DIRECTIONS
1 – In the excerpt on matrix materials, name every class the text gives for preferred singlet emitters.
2 – Edit the excerpt on matrix materials: reproduce the text between "For the purposes" and "red singlet emitter.", inclusive, with "green" changed to "yellow".
3 – Proceed with the excerpt on matrix materials, writing on from its final sentence.

──────── SELECTED EXTRACT

Preferred matrix materials are CBP (N,N-biscarbazolylbiphenyl), carbazole derivatives (for example in accordance with WO 05/039246, US 2005/0069729, JP 2004/288381), azacarbazoles (for example in accordance with EP 1617710, EP 1617711, EP 1731584, JP 2005/347160), ketones (for example in accordance with WO 04/093207), phosphine oxides, sulfoxides and sulfones (for example in accordance with WO 05/003253), oligophenylenes, aromatic amines (for example in accordance with US 2005/0069729), bipolar matrix materials (for example in accordance with WO 07/137,725) or silanes (for example in accordance with WO 05/111172).

If the polymers according to the invention are employed as matrix materials in an emitting layer, they are preferably employed in combination with one or more emitter compounds. The mixture of the polymers according to the invention and the at least one emitter compound comprises between 1 and 99% by weight, preferably between 2 and 90% by weight, particularly preferably between 3 and 40% by weight, and in particular between 5 and 15% by weight, of at least one emitter compound, based on the mixture as a whole comprising emitter compound and matrix material. Correspondingly, the mixture comprises between 99 and 1% by weight, preferably between 98 and 10% by weight, particularly preferably between 97 and 60% by weight, and in particular between 95 and 85% by weight, of the polymers according to the invention, based on the mixture as a whole comprising emitter compound and matrix material.

For the purposes of the present invention, the emitter compound in the composition according to the invention is preferably a singlet emitter, a triplet emitter or a singlet exciton-generating group, particularly preferably a singlet emitter. The singlet emitter is preferably a blue-emitting singlet emitter. The singlet emitter may likewise be a green or red singlet emitter.

Preferred singlet emitters are selected from the class of the monostyrylamines, the distyrylamines, the tristyrylamines, the tetrastyrylamines, the styrylphosphines, the styryl ethers and the arylamines.

────────────────
──────── MATERIAL

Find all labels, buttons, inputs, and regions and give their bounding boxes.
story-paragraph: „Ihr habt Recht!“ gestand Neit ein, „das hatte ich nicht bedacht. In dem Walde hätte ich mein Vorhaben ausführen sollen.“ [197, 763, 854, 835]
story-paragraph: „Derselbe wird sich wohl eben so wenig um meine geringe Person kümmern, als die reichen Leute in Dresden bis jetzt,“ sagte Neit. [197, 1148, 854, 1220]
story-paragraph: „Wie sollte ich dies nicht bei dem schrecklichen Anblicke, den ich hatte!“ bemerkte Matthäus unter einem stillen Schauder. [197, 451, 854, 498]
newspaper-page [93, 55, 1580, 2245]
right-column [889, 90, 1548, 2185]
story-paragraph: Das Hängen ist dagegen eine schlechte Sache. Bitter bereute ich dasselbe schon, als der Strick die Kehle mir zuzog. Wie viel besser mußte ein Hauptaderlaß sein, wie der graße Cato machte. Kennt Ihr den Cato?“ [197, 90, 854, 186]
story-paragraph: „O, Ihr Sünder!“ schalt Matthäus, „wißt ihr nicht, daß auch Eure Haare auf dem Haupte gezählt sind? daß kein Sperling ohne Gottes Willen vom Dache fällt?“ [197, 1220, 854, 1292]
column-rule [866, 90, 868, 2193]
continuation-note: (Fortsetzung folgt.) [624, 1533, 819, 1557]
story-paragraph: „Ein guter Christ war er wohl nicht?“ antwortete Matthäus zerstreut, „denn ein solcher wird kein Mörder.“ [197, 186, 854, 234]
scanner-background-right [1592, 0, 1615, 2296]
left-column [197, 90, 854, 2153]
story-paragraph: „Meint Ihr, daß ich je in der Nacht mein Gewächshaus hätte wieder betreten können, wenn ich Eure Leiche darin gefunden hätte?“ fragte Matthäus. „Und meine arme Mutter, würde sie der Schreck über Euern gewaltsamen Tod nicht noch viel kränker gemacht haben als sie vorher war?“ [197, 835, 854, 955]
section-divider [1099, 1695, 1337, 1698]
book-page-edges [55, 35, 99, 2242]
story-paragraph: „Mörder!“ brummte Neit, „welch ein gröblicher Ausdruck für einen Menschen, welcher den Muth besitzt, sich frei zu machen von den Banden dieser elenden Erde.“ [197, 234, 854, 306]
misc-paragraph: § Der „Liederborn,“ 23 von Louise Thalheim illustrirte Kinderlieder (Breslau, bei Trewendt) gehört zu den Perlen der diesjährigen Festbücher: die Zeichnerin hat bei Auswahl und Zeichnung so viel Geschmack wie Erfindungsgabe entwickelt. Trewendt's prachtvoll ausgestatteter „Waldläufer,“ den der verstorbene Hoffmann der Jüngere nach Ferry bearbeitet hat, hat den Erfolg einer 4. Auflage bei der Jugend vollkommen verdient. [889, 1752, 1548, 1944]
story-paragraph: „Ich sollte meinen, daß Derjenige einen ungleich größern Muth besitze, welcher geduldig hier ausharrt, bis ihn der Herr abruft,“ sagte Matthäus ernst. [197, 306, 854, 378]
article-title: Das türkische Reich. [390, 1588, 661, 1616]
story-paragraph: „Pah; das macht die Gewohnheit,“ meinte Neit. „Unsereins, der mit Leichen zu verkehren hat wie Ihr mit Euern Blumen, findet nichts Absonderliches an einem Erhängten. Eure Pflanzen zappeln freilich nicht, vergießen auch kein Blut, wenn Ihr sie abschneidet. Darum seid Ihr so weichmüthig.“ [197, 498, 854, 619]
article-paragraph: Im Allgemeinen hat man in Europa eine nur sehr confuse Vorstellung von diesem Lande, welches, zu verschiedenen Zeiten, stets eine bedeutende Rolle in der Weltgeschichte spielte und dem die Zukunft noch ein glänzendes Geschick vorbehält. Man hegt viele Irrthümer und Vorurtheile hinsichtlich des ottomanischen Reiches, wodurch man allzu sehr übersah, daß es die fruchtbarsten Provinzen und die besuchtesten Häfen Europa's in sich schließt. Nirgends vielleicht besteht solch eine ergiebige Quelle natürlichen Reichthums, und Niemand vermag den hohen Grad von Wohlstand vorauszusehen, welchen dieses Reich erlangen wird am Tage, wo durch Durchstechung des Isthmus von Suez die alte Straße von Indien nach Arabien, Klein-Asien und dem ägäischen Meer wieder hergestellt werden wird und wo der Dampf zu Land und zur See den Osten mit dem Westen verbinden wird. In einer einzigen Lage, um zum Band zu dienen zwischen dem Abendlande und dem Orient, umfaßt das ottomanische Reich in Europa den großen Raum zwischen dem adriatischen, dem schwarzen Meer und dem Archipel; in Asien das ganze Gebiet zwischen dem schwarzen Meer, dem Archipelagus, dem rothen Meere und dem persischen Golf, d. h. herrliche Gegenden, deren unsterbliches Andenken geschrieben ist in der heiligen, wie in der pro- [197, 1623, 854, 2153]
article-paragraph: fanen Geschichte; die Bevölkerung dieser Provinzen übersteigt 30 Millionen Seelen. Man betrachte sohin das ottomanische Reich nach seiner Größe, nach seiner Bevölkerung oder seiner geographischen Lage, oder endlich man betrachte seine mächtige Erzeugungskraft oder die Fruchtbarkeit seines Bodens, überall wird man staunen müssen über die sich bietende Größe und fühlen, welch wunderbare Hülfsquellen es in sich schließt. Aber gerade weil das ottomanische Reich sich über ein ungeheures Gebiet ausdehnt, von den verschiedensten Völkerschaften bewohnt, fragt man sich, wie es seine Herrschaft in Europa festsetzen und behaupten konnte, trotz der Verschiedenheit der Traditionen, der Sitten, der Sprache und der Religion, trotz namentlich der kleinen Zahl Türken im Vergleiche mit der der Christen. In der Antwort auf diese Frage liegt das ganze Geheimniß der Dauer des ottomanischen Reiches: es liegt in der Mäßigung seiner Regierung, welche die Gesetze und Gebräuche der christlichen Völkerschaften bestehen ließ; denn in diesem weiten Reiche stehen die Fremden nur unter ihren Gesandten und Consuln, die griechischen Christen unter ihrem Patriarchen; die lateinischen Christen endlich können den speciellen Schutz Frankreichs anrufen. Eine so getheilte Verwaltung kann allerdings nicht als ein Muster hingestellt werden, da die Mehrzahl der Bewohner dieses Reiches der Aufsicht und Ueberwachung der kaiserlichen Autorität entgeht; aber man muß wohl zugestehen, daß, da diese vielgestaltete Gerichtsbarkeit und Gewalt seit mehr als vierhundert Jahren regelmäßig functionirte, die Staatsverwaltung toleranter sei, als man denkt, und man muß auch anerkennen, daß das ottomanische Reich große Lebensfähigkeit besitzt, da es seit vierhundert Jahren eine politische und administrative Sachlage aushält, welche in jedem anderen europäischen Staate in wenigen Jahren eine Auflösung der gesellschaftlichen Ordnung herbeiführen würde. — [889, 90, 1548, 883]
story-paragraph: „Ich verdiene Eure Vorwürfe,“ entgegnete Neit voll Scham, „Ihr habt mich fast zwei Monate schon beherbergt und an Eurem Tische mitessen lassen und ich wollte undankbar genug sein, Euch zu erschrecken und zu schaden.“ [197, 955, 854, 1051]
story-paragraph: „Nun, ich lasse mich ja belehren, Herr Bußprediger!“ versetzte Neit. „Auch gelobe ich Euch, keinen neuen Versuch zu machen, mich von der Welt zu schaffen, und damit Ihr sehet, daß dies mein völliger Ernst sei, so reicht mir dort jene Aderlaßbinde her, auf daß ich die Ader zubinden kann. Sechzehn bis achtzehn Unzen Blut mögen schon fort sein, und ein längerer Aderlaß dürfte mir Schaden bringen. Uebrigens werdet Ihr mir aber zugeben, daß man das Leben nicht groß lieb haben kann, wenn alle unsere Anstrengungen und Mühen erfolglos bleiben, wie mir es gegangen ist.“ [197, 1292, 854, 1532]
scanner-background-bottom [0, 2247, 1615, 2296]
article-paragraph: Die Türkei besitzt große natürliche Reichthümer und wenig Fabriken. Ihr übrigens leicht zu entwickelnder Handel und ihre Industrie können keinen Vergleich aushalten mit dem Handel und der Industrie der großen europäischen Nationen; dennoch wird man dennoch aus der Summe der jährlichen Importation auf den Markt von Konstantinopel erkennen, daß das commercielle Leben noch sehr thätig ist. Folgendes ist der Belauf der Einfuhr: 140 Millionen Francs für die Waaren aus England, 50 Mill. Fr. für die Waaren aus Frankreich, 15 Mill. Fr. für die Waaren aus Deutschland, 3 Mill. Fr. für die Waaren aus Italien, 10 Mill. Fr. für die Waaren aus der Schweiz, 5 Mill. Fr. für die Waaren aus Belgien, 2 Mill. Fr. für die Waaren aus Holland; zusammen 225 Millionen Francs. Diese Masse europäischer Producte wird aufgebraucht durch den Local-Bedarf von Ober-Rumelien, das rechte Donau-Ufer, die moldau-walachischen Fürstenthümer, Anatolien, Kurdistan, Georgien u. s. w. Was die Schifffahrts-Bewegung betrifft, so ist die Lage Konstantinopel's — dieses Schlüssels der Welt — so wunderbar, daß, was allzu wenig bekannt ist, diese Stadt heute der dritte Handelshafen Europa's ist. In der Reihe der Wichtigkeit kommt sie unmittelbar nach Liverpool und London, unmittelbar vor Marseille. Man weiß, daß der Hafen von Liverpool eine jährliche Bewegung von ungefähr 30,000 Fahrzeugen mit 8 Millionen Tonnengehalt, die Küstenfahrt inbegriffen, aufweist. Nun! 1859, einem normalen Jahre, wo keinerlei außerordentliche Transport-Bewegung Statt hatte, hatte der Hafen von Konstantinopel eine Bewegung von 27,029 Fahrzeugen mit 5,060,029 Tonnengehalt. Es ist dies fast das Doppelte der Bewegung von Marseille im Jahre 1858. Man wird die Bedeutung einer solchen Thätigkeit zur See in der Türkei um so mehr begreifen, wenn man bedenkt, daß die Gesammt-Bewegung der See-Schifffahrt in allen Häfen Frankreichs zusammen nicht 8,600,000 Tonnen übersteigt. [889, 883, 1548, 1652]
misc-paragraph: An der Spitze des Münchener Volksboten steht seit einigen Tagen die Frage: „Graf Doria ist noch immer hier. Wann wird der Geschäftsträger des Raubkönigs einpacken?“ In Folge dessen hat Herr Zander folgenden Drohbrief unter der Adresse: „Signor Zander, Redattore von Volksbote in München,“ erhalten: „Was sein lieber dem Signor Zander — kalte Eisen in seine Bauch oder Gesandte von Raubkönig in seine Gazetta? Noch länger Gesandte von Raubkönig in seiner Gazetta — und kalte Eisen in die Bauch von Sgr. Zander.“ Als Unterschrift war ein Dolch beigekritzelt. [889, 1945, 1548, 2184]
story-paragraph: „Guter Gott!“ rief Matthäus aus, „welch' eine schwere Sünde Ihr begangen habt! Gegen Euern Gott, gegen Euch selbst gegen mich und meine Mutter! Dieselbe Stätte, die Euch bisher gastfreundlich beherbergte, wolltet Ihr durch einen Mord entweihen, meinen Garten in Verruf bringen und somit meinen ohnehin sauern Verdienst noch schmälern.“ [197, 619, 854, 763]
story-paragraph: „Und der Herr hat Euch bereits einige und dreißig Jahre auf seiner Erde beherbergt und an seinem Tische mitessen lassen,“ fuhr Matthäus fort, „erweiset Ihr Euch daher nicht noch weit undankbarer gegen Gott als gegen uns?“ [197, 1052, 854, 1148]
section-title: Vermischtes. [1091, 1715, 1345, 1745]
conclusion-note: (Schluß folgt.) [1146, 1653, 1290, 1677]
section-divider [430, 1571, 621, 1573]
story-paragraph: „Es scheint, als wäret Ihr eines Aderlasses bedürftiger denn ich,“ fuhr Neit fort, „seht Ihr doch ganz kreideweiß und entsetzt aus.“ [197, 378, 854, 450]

────────────────

SOLVED TASKS
1 – Monostyrylamines, distyrylamines, tristyrylamines, tetrastyrylamines, styrylphosphines, styryl ethers and arylamines.

2 –
For the purposes of the present invention, the emitter compound in the composition according to the invention is preferably a singlet emitter, a triplet emitter or a singlet exciton-generating group, particularly preferably a singlet emitter. The singlet emitter is preferably a blue-emitting singlet emitter. The singlet emitter may likewise be a yellow or red singlet emitter.

3 –
A monostyrylamine is taken to mean a compound which contains one substituted or unsubstituted styryl group and at least one, preferably aromatic, amine. A distyrylamine is taken to mean a compound which contains two substituted or unsubstituted styryl groups and at least one, preferably aromatic, amine. A tristyrylamine is taken to mean a compound which contains three substituted or unsubstituted styryl groups and at least one, preferably aromatic, amine. A tetrastyrylamine is taken to mean a compound which contains four substituted or unsubstituted styryl groups and at least one, preferably aromatic, amine. The styryl groups are particularly preferably stilbenes, which may also be further substituted. Corresponding phosphines and ethers are defined analogously to the amines. An arylamine or an aromatic amine in the sense of the present invention is taken to mean a compound which contains three substituted or unsubstituted aromatic or heteroaromatic ring systems bonded directly to the nitrogen. At least one of these aromatic or heteroaromatic ring systems is preferably a condensed ring system, preferably having at least 14 aromatic ring atoms. Preferred examples thereof are aromatic anthracenamines, aromatic anthracenediamines, aromatic pyrenamines, aromatic pyrenediamines, aromatic chrysenamines or aromatic chrysenediamines. An aromatic anthracenamine is taken to mean a compound in which one diarylamino group is bonded directly to an anthracene group, preferably in the 9-position. An aromatic anthracenediamine is taken to mean a compound in which two diarylamino groups are bonded directly to an anthracene group, preferably in the 2,6- or 9,10-position. Aromatic pyrenamines, pyrenediamines, chrysenamines and chrysenediamines are defined analogously thereto, where the diarylamino groups on the pyrene are preferably bonded in the 1-position or in the 1,6-position.

Further preferred singlet emitters are selected from indenofluorenamines or indenofluorenediamines, for example in accordance with WO 06/122630, benzoindenofluorenamines or benzoindenofluorenediamines, for example in accordance with WO 08/006,449, and dibenzoindenofluorenamines or dibenzoindenofluorenediamines, for example in accordance with WO 07/140,847.

Examples of singlet emitters from the class of the styrylamines are substituted or unsubstituted tristilbenamines or the emitters described in WO 06/000388, WO 06/058737, WO 06/000389, WO 07/065549 and WO 07/115,610. Distyrylbenzene and distyrylbiphenyl derivatives are described in U.S. Pat. No. 5,121,029. Further styrylamines are found in US 2007/0122656 A1.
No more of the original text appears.